→ Exercise aim
Pick out every line that holds the string "color" and copy it.

## Begin Data rows

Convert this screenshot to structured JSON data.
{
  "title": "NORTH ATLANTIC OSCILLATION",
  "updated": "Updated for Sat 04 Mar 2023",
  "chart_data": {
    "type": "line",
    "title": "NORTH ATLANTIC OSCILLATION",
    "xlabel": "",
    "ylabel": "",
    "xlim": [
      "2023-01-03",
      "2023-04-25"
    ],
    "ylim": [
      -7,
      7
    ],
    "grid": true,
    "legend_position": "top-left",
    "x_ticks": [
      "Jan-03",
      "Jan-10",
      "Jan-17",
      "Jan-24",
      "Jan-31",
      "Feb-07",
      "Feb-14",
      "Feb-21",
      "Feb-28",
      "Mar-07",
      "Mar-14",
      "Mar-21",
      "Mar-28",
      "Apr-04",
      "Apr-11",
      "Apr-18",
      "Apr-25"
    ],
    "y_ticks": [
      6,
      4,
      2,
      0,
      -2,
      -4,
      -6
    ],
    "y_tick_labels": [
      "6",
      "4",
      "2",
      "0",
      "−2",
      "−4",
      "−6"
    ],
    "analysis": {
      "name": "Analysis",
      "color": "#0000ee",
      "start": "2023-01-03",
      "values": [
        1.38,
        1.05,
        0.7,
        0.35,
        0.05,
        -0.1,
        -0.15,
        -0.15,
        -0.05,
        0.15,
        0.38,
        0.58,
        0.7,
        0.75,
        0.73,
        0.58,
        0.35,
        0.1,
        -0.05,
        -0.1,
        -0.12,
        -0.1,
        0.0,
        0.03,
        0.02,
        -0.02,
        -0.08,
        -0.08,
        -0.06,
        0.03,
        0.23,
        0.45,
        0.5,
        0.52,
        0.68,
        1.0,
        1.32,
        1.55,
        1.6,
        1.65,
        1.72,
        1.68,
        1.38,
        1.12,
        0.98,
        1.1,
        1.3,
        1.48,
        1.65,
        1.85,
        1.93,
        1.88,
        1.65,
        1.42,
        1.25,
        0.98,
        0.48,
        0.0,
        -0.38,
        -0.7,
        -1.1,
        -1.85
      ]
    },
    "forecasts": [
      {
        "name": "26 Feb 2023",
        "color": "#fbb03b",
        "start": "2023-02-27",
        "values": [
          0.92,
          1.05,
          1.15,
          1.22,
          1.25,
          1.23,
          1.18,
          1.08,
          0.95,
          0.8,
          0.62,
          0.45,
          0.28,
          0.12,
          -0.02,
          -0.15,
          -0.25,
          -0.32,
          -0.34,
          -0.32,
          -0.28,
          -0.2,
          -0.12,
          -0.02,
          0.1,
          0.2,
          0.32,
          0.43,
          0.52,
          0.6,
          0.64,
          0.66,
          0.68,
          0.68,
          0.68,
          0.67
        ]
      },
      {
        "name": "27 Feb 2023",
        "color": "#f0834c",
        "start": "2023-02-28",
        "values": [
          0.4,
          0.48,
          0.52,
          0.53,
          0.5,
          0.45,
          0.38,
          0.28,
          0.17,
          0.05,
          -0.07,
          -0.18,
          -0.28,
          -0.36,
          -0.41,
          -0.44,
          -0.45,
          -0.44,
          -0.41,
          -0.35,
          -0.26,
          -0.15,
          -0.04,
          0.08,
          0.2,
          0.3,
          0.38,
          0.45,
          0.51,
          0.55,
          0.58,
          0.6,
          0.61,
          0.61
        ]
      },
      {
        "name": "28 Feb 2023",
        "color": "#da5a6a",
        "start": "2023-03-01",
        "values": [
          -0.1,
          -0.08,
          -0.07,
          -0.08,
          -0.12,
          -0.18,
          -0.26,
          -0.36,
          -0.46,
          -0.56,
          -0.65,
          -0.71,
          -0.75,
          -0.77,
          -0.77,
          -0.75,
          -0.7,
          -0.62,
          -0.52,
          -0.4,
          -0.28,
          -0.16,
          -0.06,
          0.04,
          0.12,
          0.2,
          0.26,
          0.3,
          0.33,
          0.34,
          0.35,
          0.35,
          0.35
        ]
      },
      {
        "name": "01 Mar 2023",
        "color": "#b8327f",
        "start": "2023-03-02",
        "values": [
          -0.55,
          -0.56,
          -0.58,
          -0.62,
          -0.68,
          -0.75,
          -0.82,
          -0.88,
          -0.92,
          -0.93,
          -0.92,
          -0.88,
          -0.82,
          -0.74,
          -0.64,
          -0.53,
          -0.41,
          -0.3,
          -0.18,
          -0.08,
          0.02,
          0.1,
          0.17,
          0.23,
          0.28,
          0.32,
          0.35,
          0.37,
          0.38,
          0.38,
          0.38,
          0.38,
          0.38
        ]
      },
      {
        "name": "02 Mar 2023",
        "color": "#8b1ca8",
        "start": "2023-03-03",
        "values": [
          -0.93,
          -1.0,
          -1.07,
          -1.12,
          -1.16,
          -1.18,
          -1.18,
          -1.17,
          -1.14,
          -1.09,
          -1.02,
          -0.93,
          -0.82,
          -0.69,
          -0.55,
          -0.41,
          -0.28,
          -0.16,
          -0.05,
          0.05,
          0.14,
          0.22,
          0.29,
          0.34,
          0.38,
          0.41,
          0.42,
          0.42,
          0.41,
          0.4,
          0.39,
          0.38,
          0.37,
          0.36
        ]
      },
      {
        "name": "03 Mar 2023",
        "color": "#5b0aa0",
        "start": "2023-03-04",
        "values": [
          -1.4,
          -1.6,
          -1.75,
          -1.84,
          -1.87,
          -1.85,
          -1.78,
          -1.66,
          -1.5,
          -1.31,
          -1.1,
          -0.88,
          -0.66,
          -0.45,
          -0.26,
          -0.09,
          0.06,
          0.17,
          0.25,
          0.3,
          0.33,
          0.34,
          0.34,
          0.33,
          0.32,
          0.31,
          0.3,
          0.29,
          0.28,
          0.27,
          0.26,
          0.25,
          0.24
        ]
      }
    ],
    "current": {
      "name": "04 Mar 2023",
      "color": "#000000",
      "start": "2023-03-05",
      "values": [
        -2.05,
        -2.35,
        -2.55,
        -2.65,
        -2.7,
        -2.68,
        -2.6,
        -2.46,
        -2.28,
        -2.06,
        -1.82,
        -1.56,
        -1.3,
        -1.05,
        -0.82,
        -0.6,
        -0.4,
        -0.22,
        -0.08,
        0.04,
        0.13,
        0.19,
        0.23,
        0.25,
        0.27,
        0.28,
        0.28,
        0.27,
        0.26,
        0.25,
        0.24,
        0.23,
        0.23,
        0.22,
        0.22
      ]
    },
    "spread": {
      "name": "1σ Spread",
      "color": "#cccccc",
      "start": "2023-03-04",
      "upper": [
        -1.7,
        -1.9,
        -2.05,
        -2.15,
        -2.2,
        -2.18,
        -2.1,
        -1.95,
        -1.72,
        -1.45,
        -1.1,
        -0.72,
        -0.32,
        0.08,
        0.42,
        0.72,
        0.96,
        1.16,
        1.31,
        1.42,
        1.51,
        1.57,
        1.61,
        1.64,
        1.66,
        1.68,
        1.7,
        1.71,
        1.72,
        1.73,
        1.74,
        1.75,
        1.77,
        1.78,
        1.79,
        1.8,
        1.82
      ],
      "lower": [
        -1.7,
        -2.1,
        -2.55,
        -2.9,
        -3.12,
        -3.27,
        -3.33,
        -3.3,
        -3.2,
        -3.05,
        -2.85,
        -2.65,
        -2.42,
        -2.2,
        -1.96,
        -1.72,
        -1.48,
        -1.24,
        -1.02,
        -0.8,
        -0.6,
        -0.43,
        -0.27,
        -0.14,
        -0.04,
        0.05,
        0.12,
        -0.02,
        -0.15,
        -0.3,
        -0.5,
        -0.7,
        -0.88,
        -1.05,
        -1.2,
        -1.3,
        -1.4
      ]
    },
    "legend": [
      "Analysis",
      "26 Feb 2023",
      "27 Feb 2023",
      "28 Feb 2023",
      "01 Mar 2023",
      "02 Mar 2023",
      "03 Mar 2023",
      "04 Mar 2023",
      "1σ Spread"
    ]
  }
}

## End Data rows

→ The solution
      "color": "#0000ee",
        "color": "#fbb03b",
        "color": "#f0834c",
        "color": "#da5a6a",
        "color": "#b8327f",
        "color": "#8b1ca8",
        "color": "#5b0aa0",
      "color": "#000000",
      "color": "#cccccc",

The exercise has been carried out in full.